TEXT BLOCK:
=====

# Dog friendly vacations



## AKIRA3 (Jul 17, 2013)

way back in the 90's my schnauzer/scottie mix went everywhere a single girl could go. 
Upon marrying and adding a Doberman to the family, things changed.
We took separate trips, because. The Doberman didn't travel well.

Well now we want to do things different with our GSD.

Please share places you've vacationed with your pets.
How did they like it? How did you like it?


----------



## Gretchen (Jan 20, 2011)

We have not traveled overnight with Molly, except to my mother's, not because I don't want to, but my husband and daughter are home bodies and I can't them to venture out. With our old dog, we often stayed at Marriott or La quinta hotels. I am not a camper, and since i don't often get to vacation, when I do I like to stay at someplace nice. We took her to Disneyland in CA, and Ventura area. I was hoping to go to Big Sur, but oddly not dog friendly where 45 minutes north in Carmel, CA it is totally dog friendly.

Too bad you did not live on the west coast. There is a great resources in Sunset magazine about the 15 best places to vacation with your dog, from AZ to CA to WA.
I used to look at Dogfriendly.com as a resource, but find it is getting out dated. Yelp seems to have better and newer resources.

Let us know where, what state you'd like to travel to, maybe a local person can direct to dog friendly cities.


----------



## wyoung2153 (Feb 28, 2010)

I haven't gone on vacation with Titan yet but I have traveled with him between moves. However we are taking a trip up to Gatlinberg, TN this fall, and while I am not taking Titan, I came across a large amount of pet friendly cabins and resorts. Check it out.. here are some sites we used to search..

=====

DATA EXCERPT:
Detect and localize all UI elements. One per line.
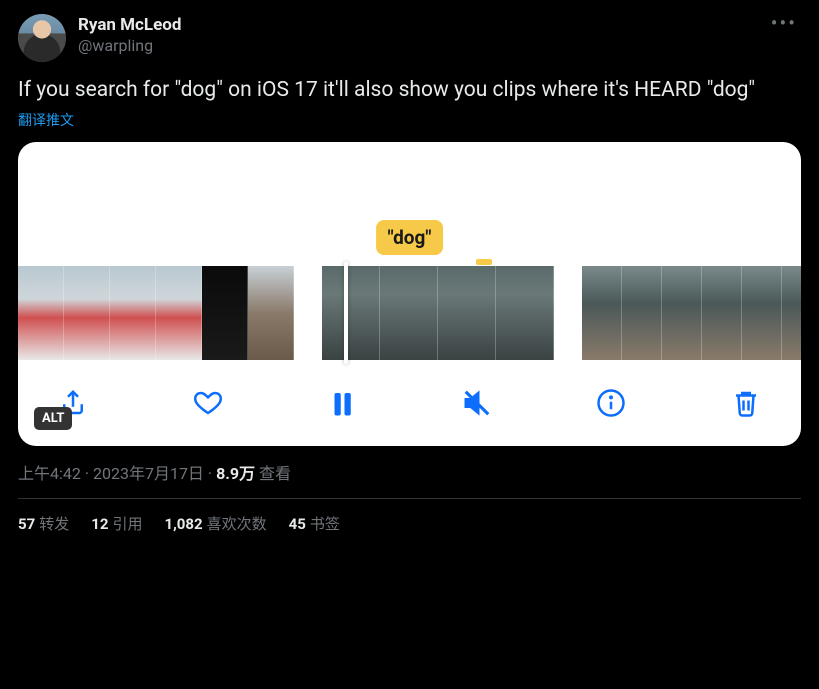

=====

WHAT IS BEING ASKED: Reproduce, word for word, the passage of the dog-friendly vacations thread above from "way back in" to "with your pets.".

IN RESPONSE:
way back in the 90's my schnauzer/scottie mix went everywhere a single girl could go. 
Upon marrying and adding a Doberman to the family, things changed.
We took separate trips, because. The Doberman didn't travel well.

Well now we want to do things different with our GSD.

Please share places you've vacationed with your pets.